Data extracted from a collection:
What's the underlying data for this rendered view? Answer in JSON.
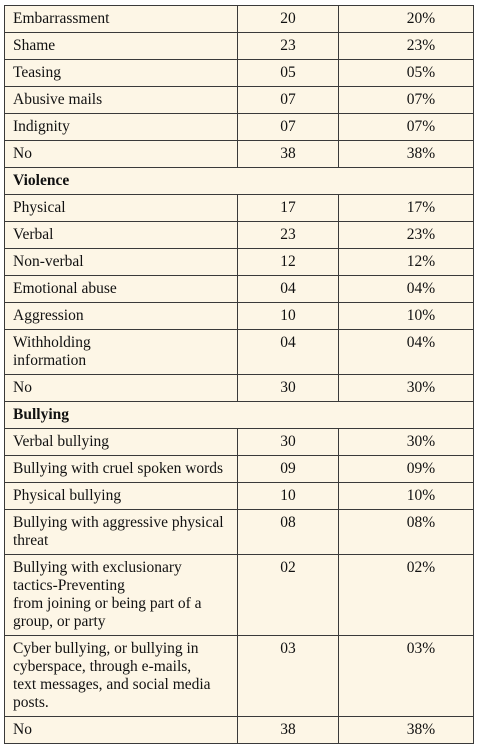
{
  "table": {
    "groups": [
      {
        "heading": "",
        "rows": [
          {
            "label": "Embarrassment",
            "count": "20",
            "percent": "20%"
          },
          {
            "label": "Shame",
            "count": "23",
            "percent": "23%"
          },
          {
            "label": "Teasing",
            "count": "05",
            "percent": "05%"
          },
          {
            "label": "Abusive mails",
            "count": "07",
            "percent": "07%"
          },
          {
            "label": "Indignity",
            "count": "07",
            "percent": "07%"
          },
          {
            "label": "No",
            "count": "38",
            "percent": "38%"
          }
        ]
      },
      {
        "heading": "Violence",
        "rows": [
          {
            "label": "Physical",
            "count": "17",
            "percent": "17%"
          },
          {
            "label": "Verbal",
            "count": "23",
            "percent": "23%"
          },
          {
            "label": "Non-verbal",
            "count": "12",
            "percent": "12%"
          },
          {
            "label": "Emotional abuse",
            "count": "04",
            "percent": "04%"
          },
          {
            "label": "Aggression",
            "count": "10",
            "percent": "10%"
          },
          {
            "label": "Withholding\ninformation",
            "count": "04",
            "percent": "04%"
          },
          {
            "label": "No",
            "count": "30",
            "percent": "30%"
          }
        ]
      },
      {
        "heading": "Bullying",
        "rows": [
          {
            "label": "Verbal bullying",
            "count": "30",
            "percent": "30%"
          },
          {
            "label": "Bullying with cruel spoken words",
            "count": "09",
            "percent": "09%"
          },
          {
            "label": "Physical bullying",
            "count": "10",
            "percent": "10%"
          },
          {
            "label": "Bullying with aggressive physical\nthreat",
            "count": "08",
            "percent": "08%"
          },
          {
            "label": "Bullying with exclusionary\ntactics-Preventing\nfrom joining or being part of a\ngroup, or party",
            "count": "02",
            "percent": "02%"
          },
          {
            "label": "Cyber bullying, or bullying in\ncyberspace, through e-mails,\ntext messages, and social media\nposts.",
            "count": "03",
            "percent": "03%"
          },
          {
            "label": "No",
            "count": "38",
            "percent": "38%"
          }
        ]
      }
    ]
  }
}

What is asked
Reproduce every record above exactly, omitting the pictures.

Written answer
What's the underlying data for this rendered view? Answer in JSON.
{
  "table": {
    "groups": [
      {
        "heading": "",
        "rows": [
          {
            "label": "Embarrassment",
            "count": "20",
            "percent": "20%"
          },
          {
            "label": "Shame",
            "count": "23",
            "percent": "23%"
          },
          {
            "label": "Teasing",
            "count": "05",
            "percent": "05%"
          },
          {
            "label": "Abusive mails",
            "count": "07",
            "percent": "07%"
          },
          {
            "label": "Indignity",
            "count": "07",
            "percent": "07%"
          },
          {
            "label": "No",
            "count": "38",
            "percent": "38%"
          }
        ]
      },
      {
        "heading": "Violence",
        "rows": [
          {
            "label": "Physical",
            "count": "17",
            "percent": "17%"
          },
          {
            "label": "Verbal",
            "count": "23",
            "percent": "23%"
          },
          {
            "label": "Non-verbal",
            "count": "12",
            "percent": "12%"
          },
          {
            "label": "Emotional abuse",
            "count": "04",
            "percent": "04%"
          },
          {
            "label": "Aggression",
            "count": "10",
            "percent": "10%"
          },
          {
            "label": "Withholding\ninformation",
            "count": "04",
            "percent": "04%"
          },
          {
            "label": "No",
            "count": "30",
            "percent": "30%"
          }
        ]
      },
      {
        "heading": "Bullying",
        "rows": [
          {
            "label": "Verbal bullying",
            "count": "30",
            "percent": "30%"
          },
          {
            "label": "Bullying with cruel spoken words",
            "count": "09",
            "percent": "09%"
          },
          {
            "label": "Physical bullying",
            "count": "10",
            "percent": "10%"
          },
          {
            "label": "Bullying with aggressive physical\nthreat",
            "count": "08",
            "percent": "08%"
          },
          {
            "label": "Bullying with exclusionary\ntactics-Preventing\nfrom joining or being part of a\ngroup, or party",
            "count": "02",
            "percent": "02%"
          },
          {
            "label": "Cyber bullying, or bullying in\ncyberspace, through e-mails,\ntext messages, and social media\nposts.",
            "count": "03",
            "percent": "03%"
          },
          {
            "label": "No",
            "count": "38",
            "percent": "38%"
          }
        ]
      }
    ]
  }
}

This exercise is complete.